— Problem statement —
Copy out the entries below in full and exactly.

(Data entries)
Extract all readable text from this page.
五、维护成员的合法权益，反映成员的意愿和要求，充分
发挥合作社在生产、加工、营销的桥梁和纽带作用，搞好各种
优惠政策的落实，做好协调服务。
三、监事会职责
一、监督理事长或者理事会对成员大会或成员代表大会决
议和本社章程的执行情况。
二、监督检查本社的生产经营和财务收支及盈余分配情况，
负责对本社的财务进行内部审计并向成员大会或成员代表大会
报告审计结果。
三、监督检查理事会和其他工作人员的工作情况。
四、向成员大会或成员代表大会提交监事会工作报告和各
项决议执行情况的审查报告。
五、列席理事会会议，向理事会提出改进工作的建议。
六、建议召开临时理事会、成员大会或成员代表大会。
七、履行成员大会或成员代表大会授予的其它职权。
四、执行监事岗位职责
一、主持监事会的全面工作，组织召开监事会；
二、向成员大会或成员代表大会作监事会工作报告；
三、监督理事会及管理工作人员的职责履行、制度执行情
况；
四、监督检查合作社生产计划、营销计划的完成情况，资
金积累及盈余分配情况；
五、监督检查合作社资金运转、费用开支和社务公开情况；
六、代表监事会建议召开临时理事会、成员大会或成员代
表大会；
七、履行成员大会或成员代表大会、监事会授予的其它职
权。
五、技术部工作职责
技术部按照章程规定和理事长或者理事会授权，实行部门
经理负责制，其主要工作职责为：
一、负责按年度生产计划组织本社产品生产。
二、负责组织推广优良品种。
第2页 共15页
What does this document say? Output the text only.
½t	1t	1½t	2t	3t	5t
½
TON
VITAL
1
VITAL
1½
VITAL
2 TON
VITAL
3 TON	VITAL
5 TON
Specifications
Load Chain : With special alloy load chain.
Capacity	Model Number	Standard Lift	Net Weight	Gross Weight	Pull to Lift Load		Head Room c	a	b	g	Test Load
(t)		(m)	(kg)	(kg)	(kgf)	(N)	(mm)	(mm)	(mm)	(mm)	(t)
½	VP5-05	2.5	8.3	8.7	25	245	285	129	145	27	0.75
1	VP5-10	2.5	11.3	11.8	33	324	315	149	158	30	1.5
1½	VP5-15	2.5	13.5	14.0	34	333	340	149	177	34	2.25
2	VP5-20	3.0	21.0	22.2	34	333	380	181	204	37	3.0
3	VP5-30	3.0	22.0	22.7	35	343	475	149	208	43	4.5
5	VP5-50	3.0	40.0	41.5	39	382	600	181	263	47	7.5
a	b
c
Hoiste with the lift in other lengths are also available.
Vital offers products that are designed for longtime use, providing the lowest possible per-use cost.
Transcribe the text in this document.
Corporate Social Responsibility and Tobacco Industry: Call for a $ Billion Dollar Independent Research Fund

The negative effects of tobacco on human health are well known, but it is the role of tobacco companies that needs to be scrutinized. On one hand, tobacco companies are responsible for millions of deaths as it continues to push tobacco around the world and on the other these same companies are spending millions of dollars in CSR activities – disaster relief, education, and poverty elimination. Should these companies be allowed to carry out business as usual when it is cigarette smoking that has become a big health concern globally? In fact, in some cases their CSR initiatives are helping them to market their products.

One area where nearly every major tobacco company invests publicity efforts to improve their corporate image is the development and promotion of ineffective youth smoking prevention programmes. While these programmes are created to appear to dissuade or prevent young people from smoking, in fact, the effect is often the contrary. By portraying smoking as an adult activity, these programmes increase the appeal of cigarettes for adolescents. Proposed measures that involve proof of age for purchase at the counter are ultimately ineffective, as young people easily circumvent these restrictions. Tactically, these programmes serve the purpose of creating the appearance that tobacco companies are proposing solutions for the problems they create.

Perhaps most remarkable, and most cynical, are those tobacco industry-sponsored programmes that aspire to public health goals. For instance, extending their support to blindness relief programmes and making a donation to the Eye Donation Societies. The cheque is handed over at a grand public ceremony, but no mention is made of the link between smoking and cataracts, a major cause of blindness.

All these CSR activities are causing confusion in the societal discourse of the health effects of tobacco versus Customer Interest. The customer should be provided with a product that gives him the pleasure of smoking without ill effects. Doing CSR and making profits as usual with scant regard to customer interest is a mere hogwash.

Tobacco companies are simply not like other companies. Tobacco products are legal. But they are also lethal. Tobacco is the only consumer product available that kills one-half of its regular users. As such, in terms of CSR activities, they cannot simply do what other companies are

— Solution below —
Extract all readable text from this page.
五、维护成员的合法权益，反映成员的意愿和要求，充分
发挥合作社在生产、加工、营销的桥梁和纽带作用，搞好各种
优惠政策的落实，做好协调服务。
三、监事会职责
一、监督理事长或者理事会对成员大会或成员代表大会决
议和本社章程的执行情况。
二、监督检查本社的生产经营和财务收支及盈余分配情况，
负责对本社的财务进行内部审计并向成员大会或成员代表大会
报告审计结果。
三、监督检查理事会和其他工作人员的工作情况。
四、向成员大会或成员代表大会提交监事会工作报告和各
项决议执行情况的审查报告。
五、列席理事会会议，向理事会提出改进工作的建议。
六、建议召开临时理事会、成员大会或成员代表大会。
七、履行成员大会或成员代表大会授予的其它职权。
四、执行监事岗位职责
一、主持监事会的全面工作，组织召开监事会；
二、向成员大会或成员代表大会作监事会工作报告；
三、监督理事会及管理工作人员的职责履行、制度执行情
况；
四、监督检查合作社生产计划、营销计划的完成情况，资
金积累及盈余分配情况；
五、监督检查合作社资金运转、费用开支和社务公开情况；
六、代表监事会建议召开临时理事会、成员大会或成员代
表大会；
七、履行成员大会或成员代表大会、监事会授予的其它职
权。
五、技术部工作职责
技术部按照章程规定和理事长或者理事会授权，实行部门
经理负责制，其主要工作职责为：
一、负责按年度生产计划组织本社产品生产。
二、负责组织推广优良品种。
第2页 共15页
What does this document say? Output the text only.
½t	1t	1½t	2t	3t	5t
½
TON
VITAL
1
VITAL
1½
VITAL
2 TON
VITAL
3 TON	VITAL
5 TON
Specifications
Load Chain : With special alloy load chain.
Capacity	Model Number	Standard Lift	Net Weight	Gross Weight	Pull to Lift Load		Head Room c	a	b	g	Test Load
(t)		(m)	(kg)	(kg)	(kgf)	(N)	(mm)	(mm)	(mm)	(mm)	(t)
½	VP5-05	2.5	8.3	8.7	25	245	285	129	145	27	0.75
1	VP5-10	2.5	11.3	11.8	33	324	315	149	158	30	1.5
1½	VP5-15	2.5	13.5	14.0	34	333	340	149	177	34	2.25
2	VP5-20	3.0	21.0	22.2	34	333	380	181	204	37	3.0
3	VP5-30	3.0	22.0	22.7	35	343	475	149	208	43	4.5
5	VP5-50	3.0	40.0	41.5	39	382	600	181	263	47	7.5
a	b
c
Hoiste with the lift in other lengths are also available.
Vital offers products that are designed for longtime use, providing the lowest possible per-use cost.
Transcribe the text in this document.
Corporate Social Responsibility and Tobacco Industry: Call for a $ Billion Dollar Independent Research Fund

The negative effects of tobacco on human health are well known, but it is the role of tobacco companies that needs to be scrutinized. On one hand, tobacco companies are responsible for millions of deaths as it continues to push tobacco around the world and on the other these same companies are spending millions of dollars in CSR activities – disaster relief, education, and poverty elimination. Should these companies be allowed to carry out business as usual when it is cigarette smoking that has become a big health concern globally? In fact, in some cases their CSR initiatives are helping them to market their products.

One area where nearly every major tobacco company invests publicity efforts to improve their corporate image is the development and promotion of ineffective youth smoking prevention programmes. While these programmes are created to appear to dissuade or prevent young people from smoking, in fact, the effect is often the contrary. By portraying smoking as an adult activity, these programmes increase the appeal of cigarettes for adolescents. Proposed measures that involve proof of age for purchase at the counter are ultimately ineffective, as young people easily circumvent these restrictions. Tactically, these programmes serve the purpose of creating the appearance that tobacco companies are proposing solutions for the problems they create.

Perhaps most remarkable, and most cynical, are those tobacco industry-sponsored programmes that aspire to public health goals. For instance, extending their support to blindness relief programmes and making a donation to the Eye Donation Societies. The cheque is handed over at a grand public ceremony, but no mention is made of the link between smoking and cataracts, a major cause of blindness.

All these CSR activities are causing confusion in the societal discourse of the health effects of tobacco versus Customer Interest. The customer should be provided with a product that gives him the pleasure of smoking without ill effects. Doing CSR and making profits as usual with scant regard to customer interest is a mere hogwash.

Tobacco companies are simply not like other companies. Tobacco products are legal. But they are also lethal. Tobacco is the only consumer product available that kills one-half of its regular users. As such, in terms of CSR activities, they cannot simply do what other companies are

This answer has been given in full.